Records for the exercise —
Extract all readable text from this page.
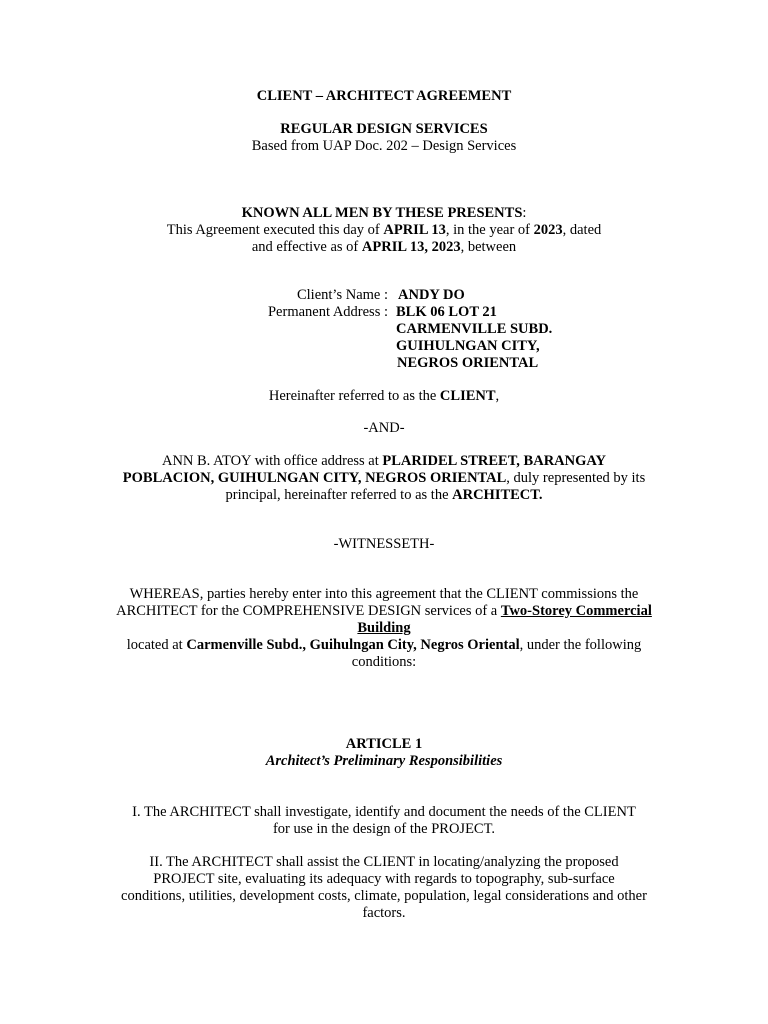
CLIENT – ARCHITECT AGREEMENT

REGULAR DESIGN SERVICES

Based from UAP Doc. 202 – Design Services

KNOWN ALL MEN BY THESE PRESENTS:

This Agreement executed this day of APRIL 13, in the year of 2023, dated

and effective as of APRIL 13, 2023, between

Client’s Name : ANDY DO
Permanent Address : BLK 06 LOT 21
CARMENVILLE SUBD.
GUIHULNGAN CITY,
NEGROS ORIENTAL

Hereinafter referred to as the CLIENT,

-AND-

ANN B. ATOY with office address at PLARIDEL STREET, BARANGAY POBLACION, GUIHULNGAN CITY, NEGROS ORIENTAL, duly represented by its principal, hereinafter referred to as the ARCHITECT.

-WITNESSETH-

WHEREAS, parties hereby enter into this agreement that the CLIENT commissions the ARCHITECT for the COMPREHENSIVE DESIGN services of a Two-Storey Commercial Building
located at Carmenville Subd., Guihulngan City, Negros Oriental, under the following conditions:

ARTICLE 1

Architect’s Preliminary Responsibilities

I. The ARCHITECT shall investigate, identify and document the needs of the CLIENT for use in the design of the PROJECT.

II. The ARCHITECT shall assist the CLIENT in locating/analyzing the proposed PROJECT site, evaluating its adequacy with regards to topography, sub-surface conditions, utilities, development costs, climate, population, legal considerations and other factors.
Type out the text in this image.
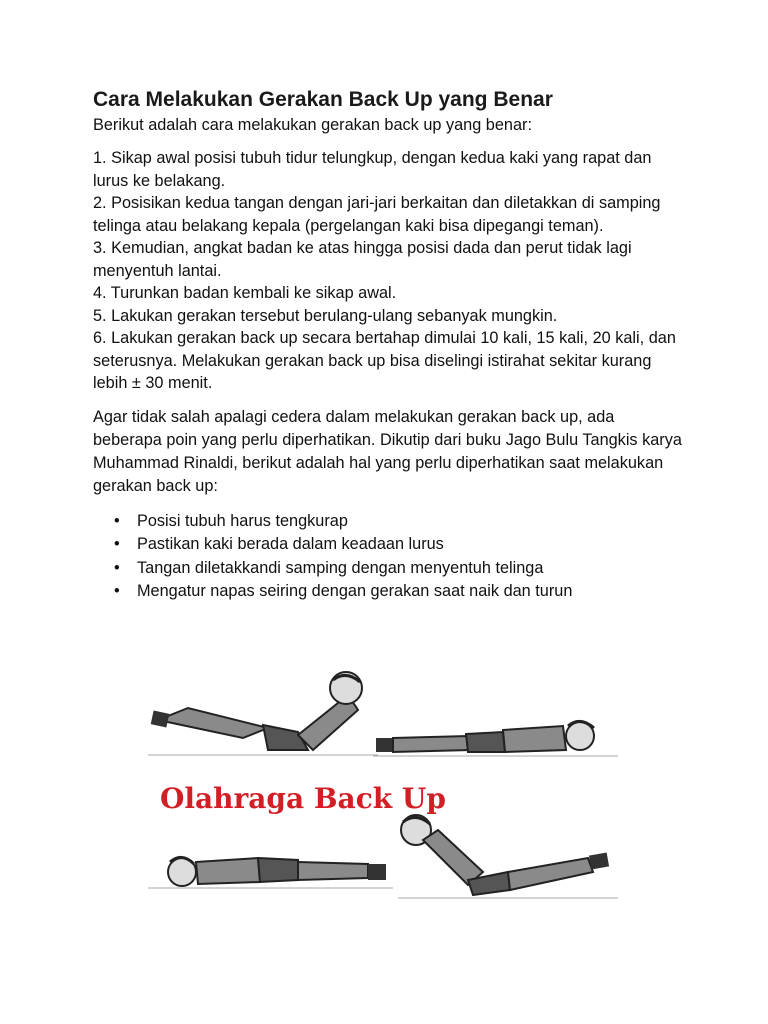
Cara Melakukan Gerakan Back Up yang Benar

Berikut adalah cara melakukan gerakan back up yang benar:

1. Sikap awal posisi tubuh tidur telungkup, dengan kedua kaki yang rapat dan lurus ke belakang.
2. Posisikan kedua tangan dengan jari-jari berkaitan dan diletakkan di samping telinga atau belakang kepala (pergelangan kaki bisa dipegangi teman).
3. Kemudian, angkat badan ke atas hingga posisi dada dan perut tidak lagi menyentuh lantai.
4. Turunkan badan kembali ke sikap awal.
5. Lakukan gerakan tersebut berulang-ulang sebanyak mungkin.
6. Lakukan gerakan back up secara bertahap dimulai 10 kali, 15 kali, 20 kali, dan seterusnya. Melakukan gerakan back up bisa diselingi istirahat sekitar kurang lebih ± 30 menit.

Agar tidak salah apalagi cedera dalam melakukan gerakan back up, ada beberapa poin yang perlu diperhatikan. Dikutip dari buku Jago Bulu Tangkis karya Muhammad Rinaldi, berikut adalah hal yang perlu diperhatikan saat melakukan gerakan back up:

• Posisi tubuh harus tengkurap
• Pastikan kaki berada dalam keadaan lurus
• Tangan diletakkandi samping dengan menyentuh telinga
• Mengatur napas seiring dengan gerakan saat naik dan turun
Olahraga Back Up
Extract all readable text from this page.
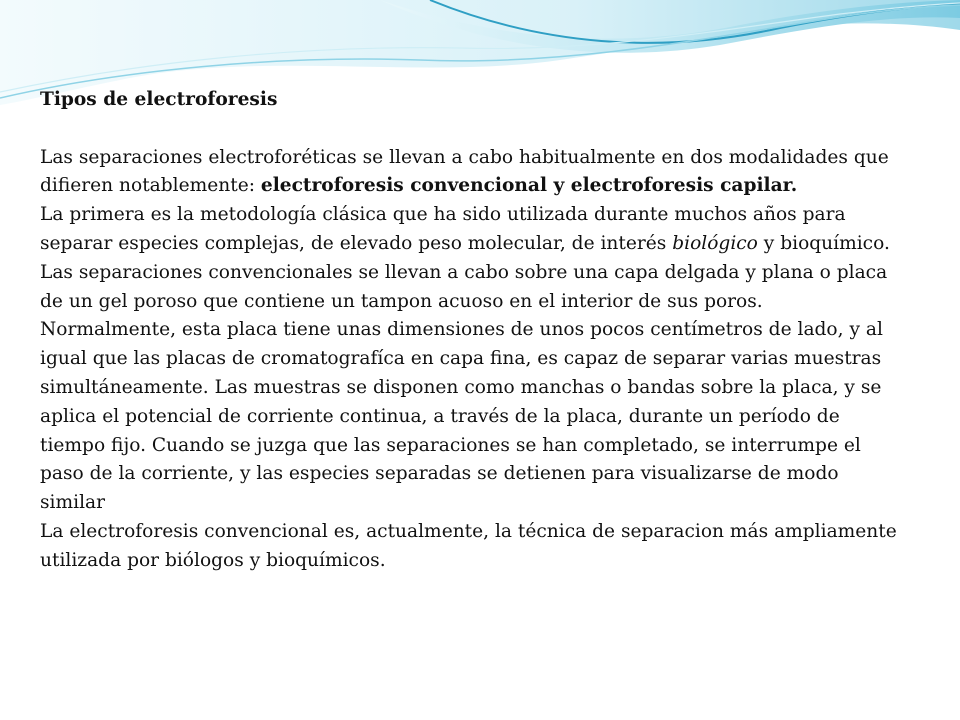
Tipos de electroforesis

Las separaciones electroforéticas se llevan a cabo habitualmente en dos modalidades que difieren notablemente: electroforesis convencional y electroforesis capilar.

La primera es la metodología clásica que ha sido utilizada durante muchos años para separar especies complejas, de elevado peso molecular, de interés biológico y bioquímico. Las separaciones convencionales se llevan a cabo sobre una capa delgada y plana o placa de un gel poroso que contiene un tampon acuoso en el interior de sus poros.

Normalmente, esta placa tiene unas dimensiones de unos pocos centímetros de lado, y al igual que las placas de cromatografíca en capa fina, es capaz de separar varias muestras simultáneamente. Las muestras se disponen como manchas o bandas sobre la placa, y se aplica el potencial de corriente continua, a través de la placa, durante un período de tiempo fijo. Cuando se juzga que las separaciones se han completado, se interrumpe el paso de la corriente, y las especies separadas se detienen para visualizarse de modo similar

La electroforesis convencional es, actualmente, la técnica de separacion más ampliamente utilizada por biólogos y bioquímicos.
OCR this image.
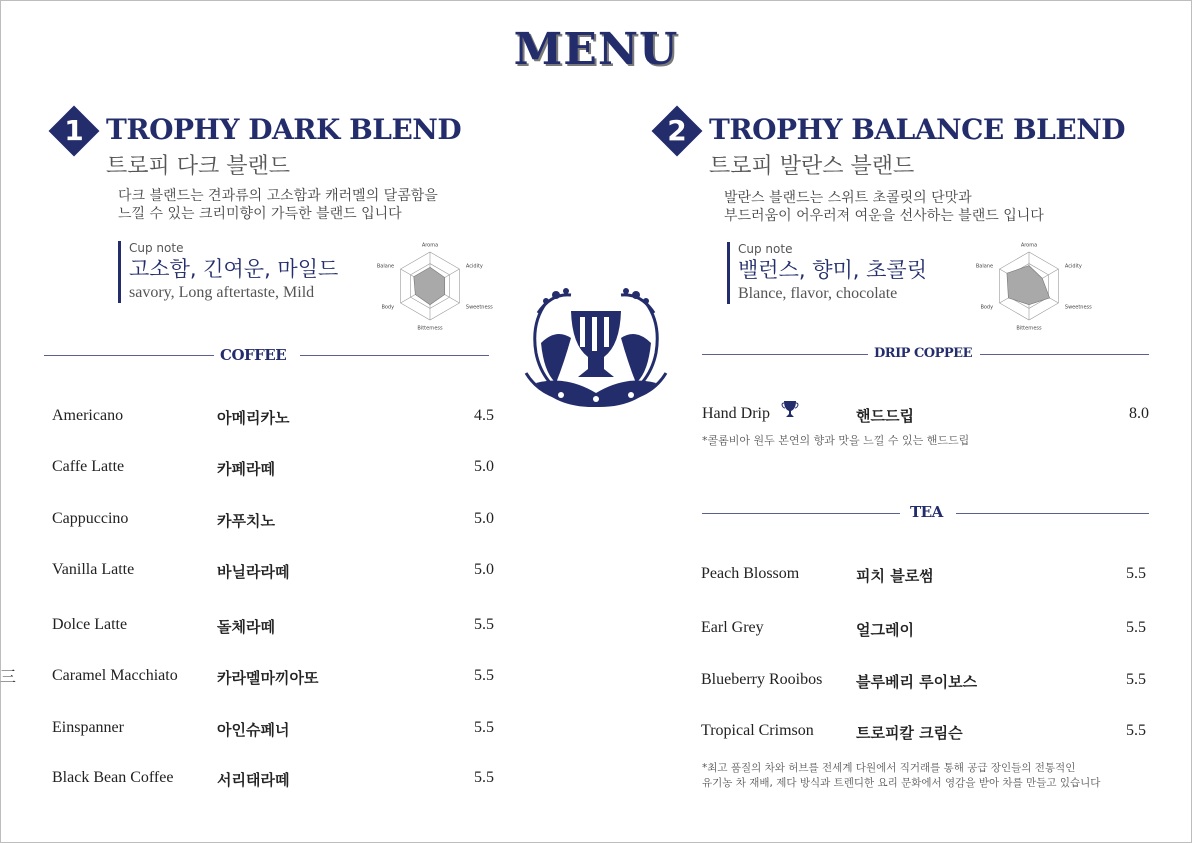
MENU
1 TROPHY DARK BLEND
트로피 다크 블랜드
다크 블랜드는 견과류의 고소함과 캐러멜의 달콤함을
느낄 수 있는 크리미향이 가득한 블랜드 입니다
Cup note
고소함, 긴여운, 마일드
savory, Long aftertaste, Mild
Aroma
Acidity
Sweetness
Bitterness
Body
Balane
2 TROPHY BALANCE BLEND
트로피 발란스 블랜드
발란스 블랜드는 스위트 초콜릿의 단맛과
부드러움이 어우러져 여운을 선사하는 블랜드 입니다
Cup note
밸런스, 향미, 초콜릿
Blance, flavor, chocolate
Aroma
Acidity
Sweetness
Bitterness
Body
Balane
COFFEE
Americano	아메리카노	4.5
Caffe Latte	카페라떼	5.0
Cappuccino	카푸치노	5.0
Vanilla Latte	바닐라라떼	5.0
Dolce Latte	돌체라떼	5.5
Caramel Macchiato	카라멜마끼아또	5.5
Einspanner	아인슈페너	5.5
Black Bean Coffee	서리태라떼	5.5
DRIP COPPEE
Hand Drip	핸드드립	8.0
*콜롬비아 원두 본연의 향과 맛을 느낄 수 있는 핸드드립
TEA
Peach Blossom	피치 블로썸	5.5
Earl Grey	얼그레이	5.5
Blueberry Rooibos 블루베리 루이보스	5.5
Tropical Crimson	트로피칼 크림슨	5.5
*최고 품질의 차와 허브를 전세계 다원에서 직거래를 통해 공급 장인들의 전통적인
유기농 차 재배, 제다 방식과 트렌디한 요리 문화에서 영감을 받아 차를 만들고 있습니다
三
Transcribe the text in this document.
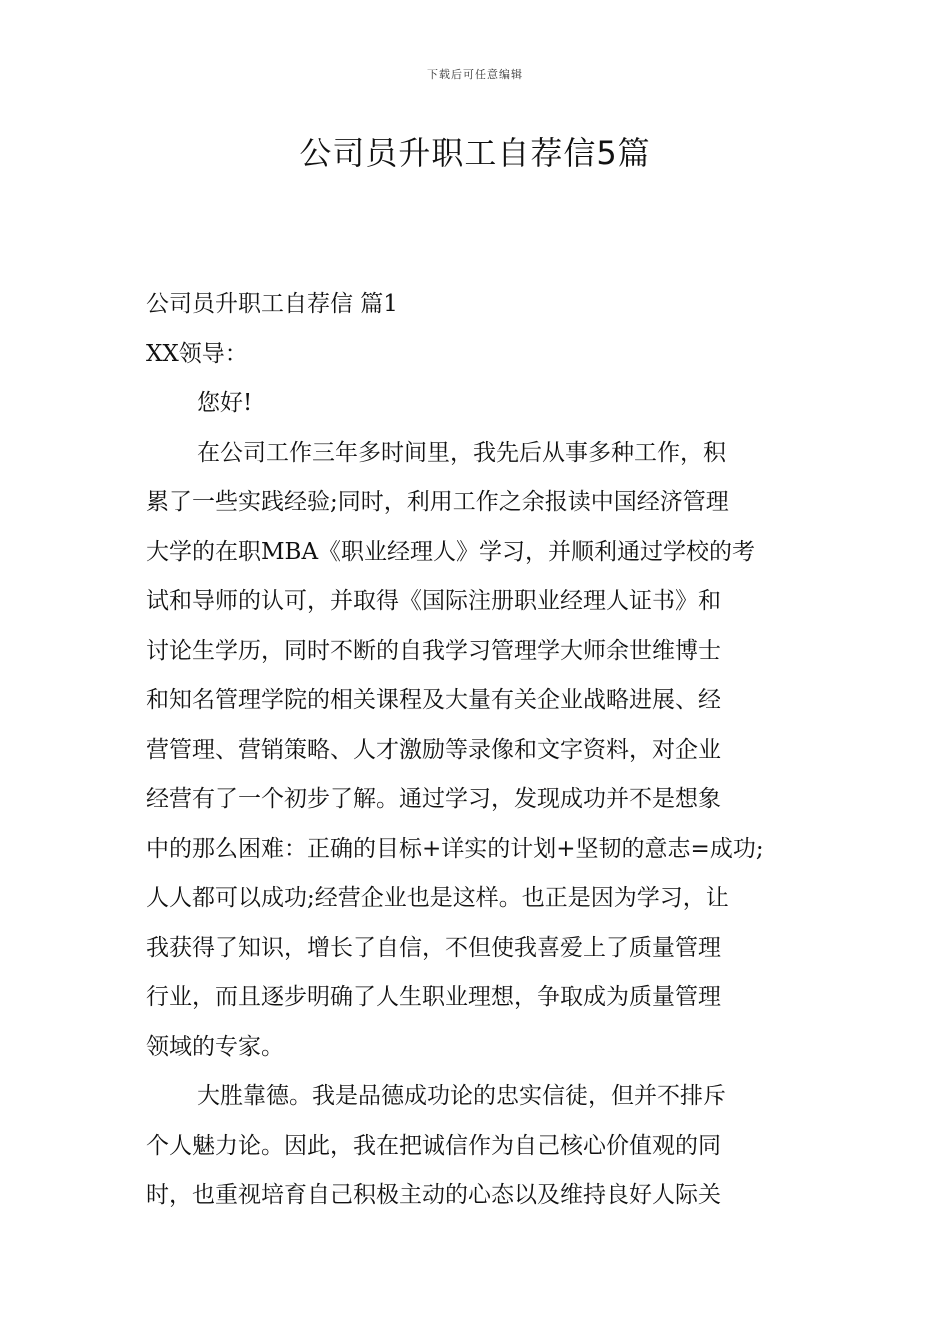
下载后可任意编辑
公司员升职工自荐信5篇
公司员升职工自荐信 篇1
XX领导：
您好!
在公司工作三年多时间里，我先后从事多种工作，积
累了一些实践经验;同时，利用工作之余报读中国经济管理
大学的在职MBA《职业经理人》学习，并顺利通过学校的考
试和导师的认可，并取得《国际注册职业经理人证书》和
讨论生学历，同时不断的自我学习管理学大师余世维博士
和知名管理学院的相关课程及大量有关企业战略进展、经
营管理、营销策略、人才激励等录像和文字资料，对企业
经营有了一个初步了解。通过学习，发现成功并不是想象
中的那么困难：正确的目标+详实的计划+坚韧的意志=成功;
人人都可以成功;经营企业也是这样。也正是因为学习，让
我获得了知识，增长了自信，不但使我喜爱上了质量管理
行业，而且逐步明确了人生职业理想，争取成为质量管理
领域的专家。
大胜靠德。我是品德成功论的忠实信徒，但并不排斥
个人魅力论。因此，我在把诚信作为自己核心价值观的同
时，也重视培育自己积极主动的心态以及维持良好人际关
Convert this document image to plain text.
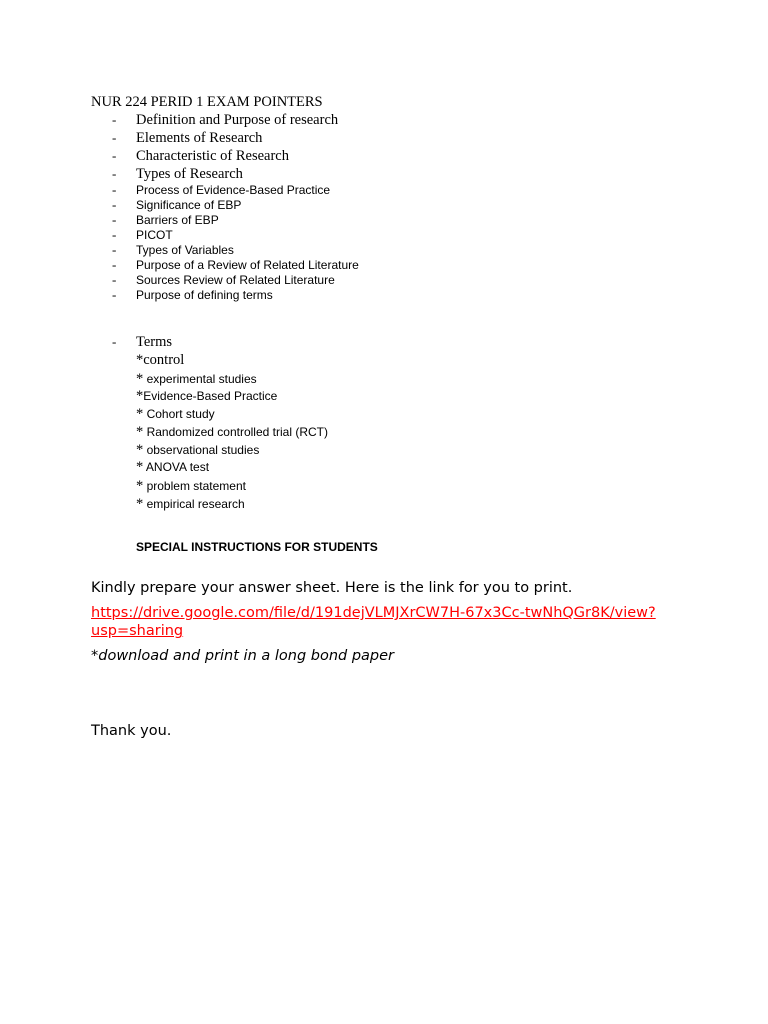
NUR 224 PERID 1 EXAM POINTERS
- Definition and Purpose of research
- Elements of Research
- Characteristic of Research
- Types of Research
- Process of Evidence-Based Practice
- Significance of EBP
- Barriers of EBP
- PICOT
- Types of Variables
- Purpose of a Review of Related Literature
- Sources Review of Related Literature
- Purpose of defining terms
- Terms
*control
* experimental studies
*Evidence-Based Practice
* Cohort study
* Randomized controlled trial (RCT)
* observational studies
* ANOVA test
* problem statement
* empirical research
SPECIAL INSTRUCTIONS FOR STUDENTS
Kindly prepare your answer sheet. Here is the link for you to print.
https://drive.google.com/file/d/191dejVLMJXrCW7H-67x3Cc-twNhQGr8K/view?
usp=sharing
*download and print in a long bond paper
Thank you.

To do — Write out every record above exactly as it stands, but leave out the pictures.

Result below —
Extract all readable text from this page.
CLIENT – ARCHITECT AGREEMENT

REGULAR DESIGN SERVICES

Based from UAP Doc. 202 – Design Services

KNOWN ALL MEN BY THESE PRESENTS:

This Agreement executed this day of APRIL 13, in the year of 2023, dated

and effective as of APRIL 13, 2023, between

Client’s Name : ANDY DO
Permanent Address : BLK 06 LOT 21
CARMENVILLE SUBD.
GUIHULNGAN CITY,
NEGROS ORIENTAL

Hereinafter referred to as the CLIENT,

-AND-

ANN B. ATOY with office address at PLARIDEL STREET, BARANGAY POBLACION, GUIHULNGAN CITY, NEGROS ORIENTAL, duly represented by its principal, hereinafter referred to as the ARCHITECT.

-WITNESSETH-

WHEREAS, parties hereby enter into this agreement that the CLIENT commissions the ARCHITECT for the COMPREHENSIVE DESIGN services of a Two-Storey Commercial Building
located at Carmenville Subd., Guihulngan City, Negros Oriental, under the following conditions:

ARTICLE 1

Architect’s Preliminary Responsibilities

I. The ARCHITECT shall investigate, identify and document the needs of the CLIENT for use in the design of the PROJECT.

II. The ARCHITECT shall assist the CLIENT in locating/analyzing the proposed PROJECT site, evaluating its adequacy with regards to topography, sub-surface conditions, utilities, development costs, climate, population, legal considerations and other factors.
Type out the text in this image.
Cara Melakukan Gerakan Back Up yang Benar

Berikut adalah cara melakukan gerakan back up yang benar:

1. Sikap awal posisi tubuh tidur telungkup, dengan kedua kaki yang rapat dan lurus ke belakang.
2. Posisikan kedua tangan dengan jari-jari berkaitan dan diletakkan di samping telinga atau belakang kepala (pergelangan kaki bisa dipegangi teman).
3. Kemudian, angkat badan ke atas hingga posisi dada dan perut tidak lagi menyentuh lantai.
4. Turunkan badan kembali ke sikap awal.
5. Lakukan gerakan tersebut berulang-ulang sebanyak mungkin.
6. Lakukan gerakan back up secara bertahap dimulai 10 kali, 15 kali, 20 kali, dan seterusnya. Melakukan gerakan back up bisa diselingi istirahat sekitar kurang lebih ± 30 menit.

Agar tidak salah apalagi cedera dalam melakukan gerakan back up, ada beberapa poin yang perlu diperhatikan. Dikutip dari buku Jago Bulu Tangkis karya Muhammad Rinaldi, berikut adalah hal yang perlu diperhatikan saat melakukan gerakan back up:

• Posisi tubuh harus tengkurap
• Pastikan kaki berada dalam keadaan lurus
• Tangan diletakkandi samping dengan menyentuh telinga
• Mengatur napas seiring dengan gerakan saat naik dan turun
Olahraga Back Up
Extract all readable text from this page.
Tipos de electroforesis

Las separaciones electroforéticas se llevan a cabo habitualmente en dos modalidades que difieren notablemente: electroforesis convencional y electroforesis capilar.

La primera es la metodología clásica que ha sido utilizada durante muchos años para separar especies complejas, de elevado peso molecular, de interés biológico y bioquímico. Las separaciones convencionales se llevan a cabo sobre una capa delgada y plana o placa de un gel poroso que contiene un tampon acuoso en el interior de sus poros.

Normalmente, esta placa tiene unas dimensiones de unos pocos centímetros de lado, y al igual que las placas de cromatografíca en capa fina, es capaz de separar varias muestras simultáneamente. Las muestras se disponen como manchas o bandas sobre la placa, y se aplica el potencial de corriente continua, a través de la placa, durante un período de tiempo fijo. Cuando se juzga que las separaciones se han completado, se interrumpe el paso de la corriente, y las especies separadas se detienen para visualizarse de modo similar

La electroforesis convencional es, actualmente, la técnica de separacion más ampliamente utilizada por biólogos y bioquímicos.
OCR this image.
MENU
1 TROPHY DARK BLEND
트로피 다크 블랜드
다크 블랜드는 견과류의 고소함과 캐러멜의 달콤함을
느낄 수 있는 크리미향이 가득한 블랜드 입니다
Cup note
고소함, 긴여운, 마일드
savory, Long aftertaste, Mild
Aroma
Acidity
Sweetness
Bitterness
Body
Balane
2 TROPHY BALANCE BLEND
트로피 발란스 블랜드
발란스 블랜드는 스위트 초콜릿의 단맛과
부드러움이 어우러져 여운을 선사하는 블랜드 입니다
Cup note
밸런스, 향미, 초콜릿
Blance, flavor, chocolate
Aroma
Acidity
Sweetness
Bitterness
Body
Balane
COFFEE
Americano	아메리카노	4.5
Caffe Latte	카페라떼	5.0
Cappuccino	카푸치노	5.0
Vanilla Latte	바닐라라떼	5.0
Dolce Latte	돌체라떼	5.5
Caramel Macchiato	카라멜마끼아또	5.5
Einspanner	아인슈페너	5.5
Black Bean Coffee	서리태라떼	5.5
DRIP COPPEE
Hand Drip	핸드드립	8.0
*콜롬비아 원두 본연의 향과 맛을 느낄 수 있는 핸드드립
TEA
Peach Blossom	피치 블로썸	5.5
Earl Grey	얼그레이	5.5
Blueberry Rooibos 블루베리 루이보스	5.5
Tropical Crimson	트로피칼 크림슨	5.5
*최고 품질의 차와 허브를 전세계 다원에서 직거래를 통해 공급 장인들의 전통적인
유기농 차 재배, 제다 방식과 트렌디한 요리 문화에서 영감을 받아 차를 만들고 있습니다
三
Transcribe the text in this document.
下载后可任意编辑
公司员升职工自荐信5篇
公司员升职工自荐信 篇1
XX领导：
您好!
在公司工作三年多时间里，我先后从事多种工作，积
累了一些实践经验;同时，利用工作之余报读中国经济管理
大学的在职MBA《职业经理人》学习，并顺利通过学校的考
试和导师的认可，并取得《国际注册职业经理人证书》和
讨论生学历，同时不断的自我学习管理学大师余世维博士
和知名管理学院的相关课程及大量有关企业战略进展、经
营管理、营销策略、人才激励等录像和文字资料，对企业
经营有了一个初步了解。通过学习，发现成功并不是想象
中的那么困难：正确的目标+详实的计划+坚韧的意志=成功;
人人都可以成功;经营企业也是这样。也正是因为学习，让
我获得了知识，增长了自信，不但使我喜爱上了质量管理
行业，而且逐步明确了人生职业理想，争取成为质量管理
领域的专家。
大胜靠德。我是品德成功论的忠实信徒，但并不排斥
个人魅力论。因此，我在把诚信作为自己核心价值观的同
时，也重视培育自己积极主动的心态以及维持良好人际关
Convert this document image to plain text.
NUR 224 PERID 1 EXAM POINTERS
- Definition and Purpose of research
- Elements of Research
- Characteristic of Research
- Types of Research
- Process of Evidence-Based Practice
- Significance of EBP
- Barriers of EBP
- PICOT
- Types of Variables
- Purpose of a Review of Related Literature
- Sources Review of Related Literature
- Purpose of defining terms
- Terms
*control
* experimental studies
*Evidence-Based Practice
* Cohort study
* Randomized controlled trial (RCT)
* observational studies
* ANOVA test
* problem statement
* empirical research
SPECIAL INSTRUCTIONS FOR STUDENTS
Kindly prepare your answer sheet. Here is the link for you to print.
https://drive.google.com/file/d/191dejVLMJXrCW7H-67x3Cc-twNhQGr8K/view?
usp=sharing
*download and print in a long bond paper
Thank you.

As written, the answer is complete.